Work to complete
Output all of the entries exactly as written.

Recorded information
================
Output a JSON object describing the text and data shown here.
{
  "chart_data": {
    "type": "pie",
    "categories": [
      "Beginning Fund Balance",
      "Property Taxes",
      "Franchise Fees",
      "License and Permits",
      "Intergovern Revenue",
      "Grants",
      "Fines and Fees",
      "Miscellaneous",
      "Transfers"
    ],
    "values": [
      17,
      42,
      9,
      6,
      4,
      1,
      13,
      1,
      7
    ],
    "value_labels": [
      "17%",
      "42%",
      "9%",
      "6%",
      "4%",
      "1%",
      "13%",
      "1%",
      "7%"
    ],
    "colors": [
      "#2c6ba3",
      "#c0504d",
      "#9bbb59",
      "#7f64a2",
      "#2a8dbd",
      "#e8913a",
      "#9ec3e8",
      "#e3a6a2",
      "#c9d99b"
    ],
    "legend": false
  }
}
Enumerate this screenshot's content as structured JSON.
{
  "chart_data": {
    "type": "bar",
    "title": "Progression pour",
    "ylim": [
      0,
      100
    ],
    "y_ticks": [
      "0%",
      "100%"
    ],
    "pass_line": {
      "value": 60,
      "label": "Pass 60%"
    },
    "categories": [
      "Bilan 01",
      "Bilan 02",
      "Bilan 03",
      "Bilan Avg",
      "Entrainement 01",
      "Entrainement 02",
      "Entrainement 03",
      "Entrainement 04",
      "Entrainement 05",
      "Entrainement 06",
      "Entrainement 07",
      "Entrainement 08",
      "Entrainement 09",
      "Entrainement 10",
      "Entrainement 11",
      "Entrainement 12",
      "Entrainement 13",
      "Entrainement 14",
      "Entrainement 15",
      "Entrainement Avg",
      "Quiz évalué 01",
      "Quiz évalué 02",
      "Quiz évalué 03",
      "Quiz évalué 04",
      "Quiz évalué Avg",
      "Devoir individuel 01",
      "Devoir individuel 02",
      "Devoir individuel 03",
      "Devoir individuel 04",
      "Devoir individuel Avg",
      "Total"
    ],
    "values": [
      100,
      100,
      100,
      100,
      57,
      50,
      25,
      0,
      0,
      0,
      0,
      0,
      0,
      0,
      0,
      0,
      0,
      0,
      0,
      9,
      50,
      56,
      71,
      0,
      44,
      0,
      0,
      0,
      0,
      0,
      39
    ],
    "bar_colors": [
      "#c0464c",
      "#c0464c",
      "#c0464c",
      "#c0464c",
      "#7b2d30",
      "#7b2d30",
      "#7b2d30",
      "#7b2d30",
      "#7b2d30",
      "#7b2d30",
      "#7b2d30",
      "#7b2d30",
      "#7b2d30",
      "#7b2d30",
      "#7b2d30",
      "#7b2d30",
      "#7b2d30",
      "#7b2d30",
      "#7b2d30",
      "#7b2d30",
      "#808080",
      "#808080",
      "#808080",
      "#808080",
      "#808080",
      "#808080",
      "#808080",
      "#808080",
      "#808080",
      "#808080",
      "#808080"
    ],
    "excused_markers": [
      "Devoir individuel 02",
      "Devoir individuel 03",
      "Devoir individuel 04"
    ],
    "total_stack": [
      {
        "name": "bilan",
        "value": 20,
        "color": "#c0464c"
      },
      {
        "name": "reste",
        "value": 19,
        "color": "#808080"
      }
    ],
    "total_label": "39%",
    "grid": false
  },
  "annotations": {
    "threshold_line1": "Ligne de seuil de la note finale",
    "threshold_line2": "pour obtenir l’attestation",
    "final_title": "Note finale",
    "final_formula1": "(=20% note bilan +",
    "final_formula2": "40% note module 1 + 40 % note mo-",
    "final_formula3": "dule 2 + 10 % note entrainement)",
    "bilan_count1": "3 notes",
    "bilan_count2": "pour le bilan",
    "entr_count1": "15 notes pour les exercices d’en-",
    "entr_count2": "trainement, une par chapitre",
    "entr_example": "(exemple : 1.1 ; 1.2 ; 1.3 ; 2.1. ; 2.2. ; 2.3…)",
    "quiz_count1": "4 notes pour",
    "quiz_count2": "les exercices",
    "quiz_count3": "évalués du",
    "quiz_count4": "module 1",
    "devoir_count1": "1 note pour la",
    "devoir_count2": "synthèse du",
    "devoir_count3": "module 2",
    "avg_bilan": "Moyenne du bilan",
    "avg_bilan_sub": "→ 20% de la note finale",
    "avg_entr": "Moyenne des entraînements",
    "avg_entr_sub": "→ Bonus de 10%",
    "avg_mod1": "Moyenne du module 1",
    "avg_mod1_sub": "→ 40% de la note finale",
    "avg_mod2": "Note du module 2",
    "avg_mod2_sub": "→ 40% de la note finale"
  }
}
================
Solution for this exercise
Output a JSON object describing the text and data shown here.
{
  "chart_data": {
    "type": "pie",
    "categories": [
      "Beginning Fund Balance",
      "Property Taxes",
      "Franchise Fees",
      "License and Permits",
      "Intergovern Revenue",
      "Grants",
      "Fines and Fees",
      "Miscellaneous",
      "Transfers"
    ],
    "values": [
      17,
      42,
      9,
      6,
      4,
      1,
      13,
      1,
      7
    ],
    "value_labels": [
      "17%",
      "42%",
      "9%",
      "6%",
      "4%",
      "1%",
      "13%",
      "1%",
      "7%"
    ],
    "colors": [
      "#2c6ba3",
      "#c0504d",
      "#9bbb59",
      "#7f64a2",
      "#2a8dbd",
      "#e8913a",
      "#9ec3e8",
      "#e3a6a2",
      "#c9d99b"
    ],
    "legend": false
  }
}
Enumerate this screenshot's content as structured JSON.
{
  "chart_data": {
    "type": "bar",
    "title": "Progression pour",
    "ylim": [
      0,
      100
    ],
    "y_ticks": [
      "0%",
      "100%"
    ],
    "pass_line": {
      "value": 60,
      "label": "Pass 60%"
    },
    "categories": [
      "Bilan 01",
      "Bilan 02",
      "Bilan 03",
      "Bilan Avg",
      "Entrainement 01",
      "Entrainement 02",
      "Entrainement 03",
      "Entrainement 04",
      "Entrainement 05",
      "Entrainement 06",
      "Entrainement 07",
      "Entrainement 08",
      "Entrainement 09",
      "Entrainement 10",
      "Entrainement 11",
      "Entrainement 12",
      "Entrainement 13",
      "Entrainement 14",
      "Entrainement 15",
      "Entrainement Avg",
      "Quiz évalué 01",
      "Quiz évalué 02",
      "Quiz évalué 03",
      "Quiz évalué 04",
      "Quiz évalué Avg",
      "Devoir individuel 01",
      "Devoir individuel 02",
      "Devoir individuel 03",
      "Devoir individuel 04",
      "Devoir individuel Avg",
      "Total"
    ],
    "values": [
      100,
      100,
      100,
      100,
      57,
      50,
      25,
      0,
      0,
      0,
      0,
      0,
      0,
      0,
      0,
      0,
      0,
      0,
      0,
      9,
      50,
      56,
      71,
      0,
      44,
      0,
      0,
      0,
      0,
      0,
      39
    ],
    "bar_colors": [
      "#c0464c",
      "#c0464c",
      "#c0464c",
      "#c0464c",
      "#7b2d30",
      "#7b2d30",
      "#7b2d30",
      "#7b2d30",
      "#7b2d30",
      "#7b2d30",
      "#7b2d30",
      "#7b2d30",
      "#7b2d30",
      "#7b2d30",
      "#7b2d30",
      "#7b2d30",
      "#7b2d30",
      "#7b2d30",
      "#7b2d30",
      "#7b2d30",
      "#808080",
      "#808080",
      "#808080",
      "#808080",
      "#808080",
      "#808080",
      "#808080",
      "#808080",
      "#808080",
      "#808080",
      "#808080"
    ],
    "excused_markers": [
      "Devoir individuel 02",
      "Devoir individuel 03",
      "Devoir individuel 04"
    ],
    "total_stack": [
      {
        "name": "bilan",
        "value": 20,
        "color": "#c0464c"
      },
      {
        "name": "reste",
        "value": 19,
        "color": "#808080"
      }
    ],
    "total_label": "39%",
    "grid": false
  },
  "annotations": {
    "threshold_line1": "Ligne de seuil de la note finale",
    "threshold_line2": "pour obtenir l’attestation",
    "final_title": "Note finale",
    "final_formula1": "(=20% note bilan +",
    "final_formula2": "40% note module 1 + 40 % note mo-",
    "final_formula3": "dule 2 + 10 % note entrainement)",
    "bilan_count1": "3 notes",
    "bilan_count2": "pour le bilan",
    "entr_count1": "15 notes pour les exercices d’en-",
    "entr_count2": "trainement, une par chapitre",
    "entr_example": "(exemple : 1.1 ; 1.2 ; 1.3 ; 2.1. ; 2.2. ; 2.3…)",
    "quiz_count1": "4 notes pour",
    "quiz_count2": "les exercices",
    "quiz_count3": "évalués du",
    "quiz_count4": "module 1",
    "devoir_count1": "1 note pour la",
    "devoir_count2": "synthèse du",
    "devoir_count3": "module 2",
    "avg_bilan": "Moyenne du bilan",
    "avg_bilan_sub": "→ 20% de la note finale",
    "avg_entr": "Moyenne des entraînements",
    "avg_entr_sub": "→ Bonus de 10%",
    "avg_mod1": "Moyenne du module 1",
    "avg_mod1_sub": "→ 40% de la note finale",
    "avg_mod2": "Note du module 2",
    "avg_mod2_sub": "→ 40% de la note finale"
  }
}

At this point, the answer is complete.